##### DATASET CONTENT

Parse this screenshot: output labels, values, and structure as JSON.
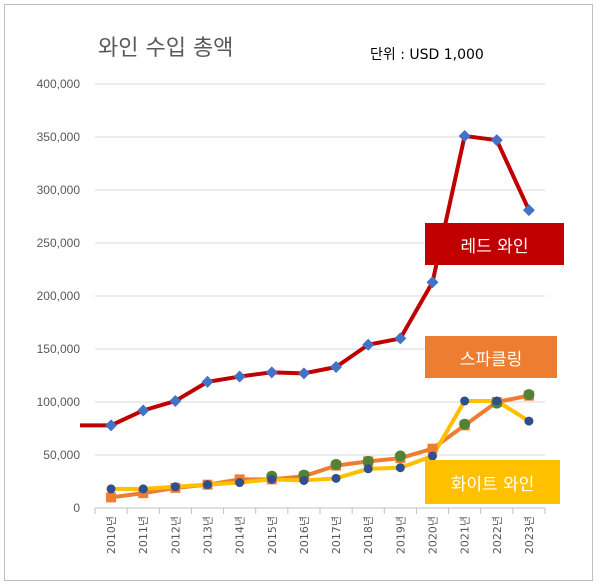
{
  "chart_data": {
    "type": "line",
    "title": "와인 수입 총액",
    "unit_label": "단위 : USD 1,000",
    "categories": [
      "2010년",
      "2011년",
      "2012년",
      "2013년",
      "2014년",
      "2015년",
      "2016년",
      "2017년",
      "2018년",
      "2019년",
      "2020년",
      "2021년",
      "2022년",
      "2023년"
    ],
    "ylim": [
      0,
      400000
    ],
    "yticks": [
      0,
      50000,
      100000,
      150000,
      200000,
      250000,
      300000,
      350000,
      400000
    ],
    "ytick_labels": [
      "0",
      "50,000",
      "100,000",
      "150,000",
      "200,000",
      "250,000",
      "300,000",
      "350,000",
      "400,000"
    ],
    "grid": true,
    "series": [
      {
        "name": "레드 와인",
        "color": "#c00000",
        "marker_color": "#4472c4",
        "values": [
          78000,
          92000,
          101000,
          119000,
          124000,
          128000,
          127000,
          133000,
          154000,
          160000,
          213000,
          351000,
          347000,
          281000
        ]
      },
      {
        "name": "스파클링",
        "color": "#ed7d31",
        "marker_color": "#ed7d31",
        "values": [
          10000,
          14000,
          19000,
          22000,
          27000,
          27000,
          30000,
          40000,
          44000,
          47000,
          56000,
          78000,
          100000,
          106000
        ]
      },
      {
        "name": "화이트 와인",
        "color": "#ffc000",
        "marker_color": "#2f4f8f",
        "extra_marker_color": "#548235",
        "values": [
          18000,
          18000,
          20000,
          22000,
          24000,
          27000,
          26000,
          28000,
          37000,
          38000,
          49000,
          101000,
          101000,
          82000
        ]
      }
    ],
    "green_markers": [
      null,
      null,
      null,
      null,
      null,
      30000,
      31000,
      41000,
      44000,
      49000,
      null,
      79000,
      99000,
      107000
    ],
    "legend_placement": "inline-right"
  }
}
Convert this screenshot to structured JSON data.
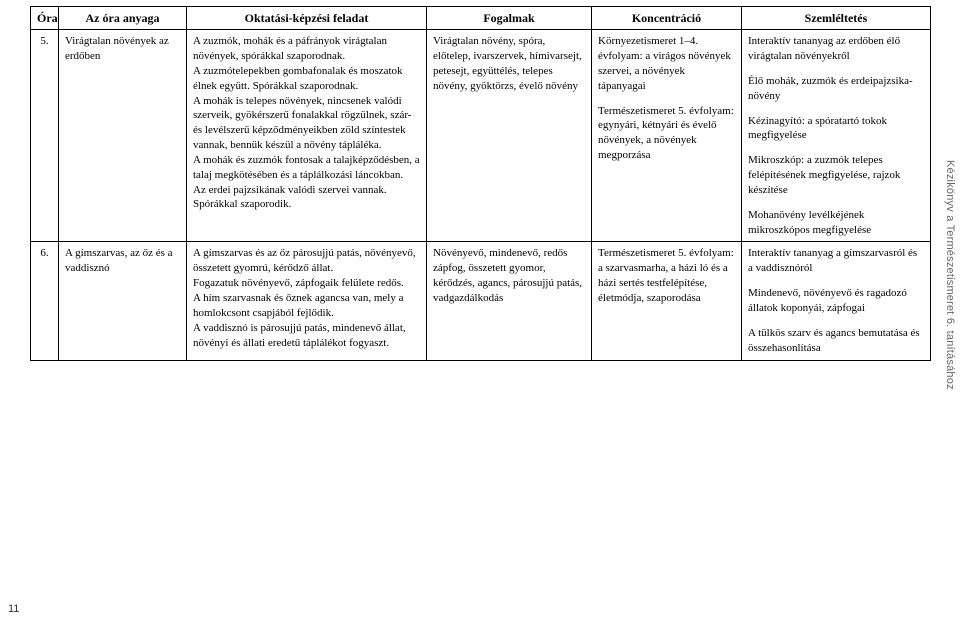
{
  "sideTitle": "Kézikönyv a Természetismeret 6. tanításához",
  "pageNumber": "11",
  "headers": {
    "ora": "Óra",
    "anyaga": "Az óra anyaga",
    "oktatasi": "Oktatási-képzési feladat",
    "fogalmak": "Fogalmak",
    "koncentracio": "Koncentráció",
    "szemleltetes": "Szemléltetés"
  },
  "rows": [
    {
      "ora": "5.",
      "anyaga": "Virágtalan növények az erdőben",
      "oktatasi": [
        "A zuzmók, mohák és a páfrányok virágtalan növények, spórákkal szaporodnak.",
        "A zuzmótelepekben gombafonalak és moszatok élnek együtt. Spórákkal szaporodnak.",
        "A mohák is telepes növények, nincsenek valódi szerveik, gyökérszerű fonalakkal rögzülnek, szár- és levélszerű képződményeikben zöld színtestek vannak, bennük készül a növény tápláléka.",
        "A mohák és zuzmók fontosak a talajképződésben, a talaj megkötésében és a táplálkozási láncokban.",
        "Az erdei pajzsikának valódi szervei vannak. Spórákkal szaporodik."
      ],
      "fogalmak": "Virágtalan növény, spóra, előtelep, ivarszervek, hímivarsejt, petesejt, együttélés, telepes növény, gyöktörzs, évelő növény",
      "koncentracio": [
        "Környezetismeret 1–4. évfolyam: a virágos növények szervei, a növények tápanyagai",
        "",
        "Természetismeret 5. évfolyam: egynyári, kétnyári és évelő növények, a növények megporzása"
      ],
      "szemleltetes": [
        "Interaktív tananyag az erdőben élő virágtalan növényekről",
        "",
        "Élő mohák, zuzmók és erdeipajzsika-növény",
        "",
        "Kézinagyító: a spóratartó tokok megfigyelése",
        "",
        "Mikroszkóp: a zuzmók telepes felépítésének megfigyelése, rajzok készítése",
        "",
        "Mohanövény levélkéjének mikroszkópos megfigyelése"
      ]
    },
    {
      "ora": "6.",
      "anyaga": "A gímszarvas, az őz és a vaddisznó",
      "oktatasi": [
        "A gímszarvas és az őz párosujjú patás, növényevő, összetett gyomrú, kérődző állat.",
        "Fogazatuk növényevő, zápfogaik felülete redős.",
        "A hím szarvasnak és őznek agancsa van, mely a homlokcsont csapjából fejlődik.",
        "A vaddisznó is párosujjú patás, mindenevő állat, növényi és állati eredetű táplálékot fogyaszt."
      ],
      "fogalmak": "Növényevő, mindenevő, redős zápfog, összetett gyomor, kérődzés, agancs, párosujjú patás, vadgazdálkodás",
      "koncentracio": [
        "Természetismeret 5. évfolyam: a szarvasmarha, a házi ló és a házi sertés testfelépítése, életmódja, szaporodása"
      ],
      "szemleltetes": [
        "Interaktív tananyag a gímszarvasról és a vaddisznóról",
        "",
        "Mindenevő, növényevő és ragadozó állatok koponyái, zápfogai",
        "",
        "A tülkös szarv és agancs bemutatása és összehasonlítása"
      ]
    }
  ]
}
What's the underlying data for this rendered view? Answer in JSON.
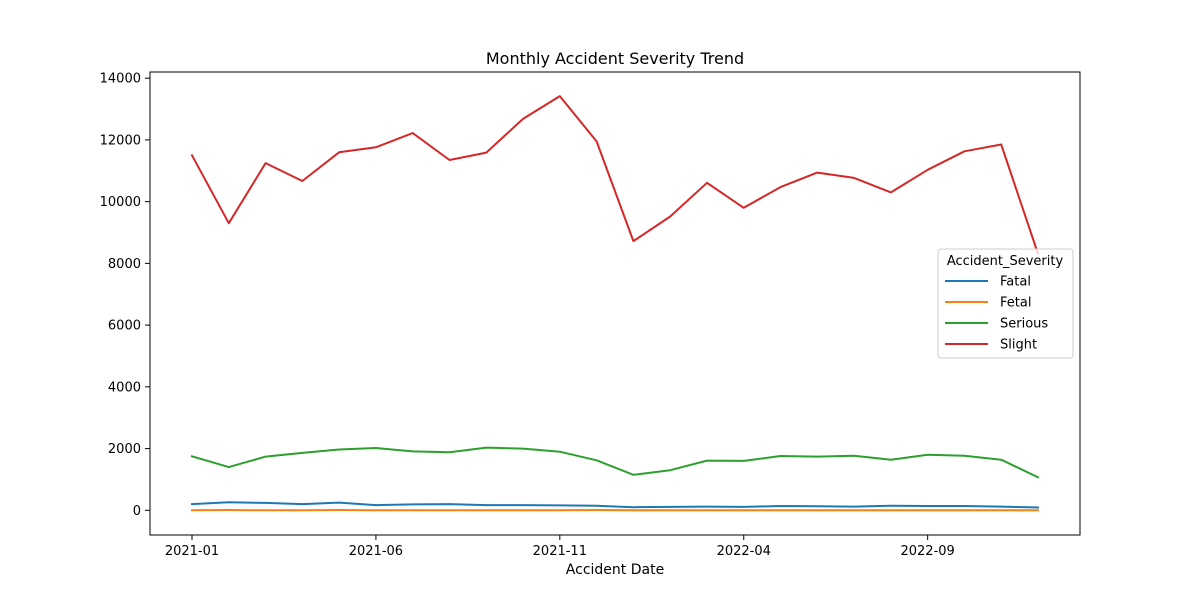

##########

DESCRIPTION OF THE TASK: From the entries above, extract each line containing "Természetismeret".

COMPLETE RESPONSE:
  "sideTitle": "Kézikönyv a Természetismeret 6. tanításához",
        "Természetismeret 5. évfolyam: egynyári, kétnyári és évelő növények, a növények megporzása"
        "Természetismeret 5. évfolyam: a szarvasmarha, a házi ló és a házi sertés testfelépítése, életmódja, szaporodása"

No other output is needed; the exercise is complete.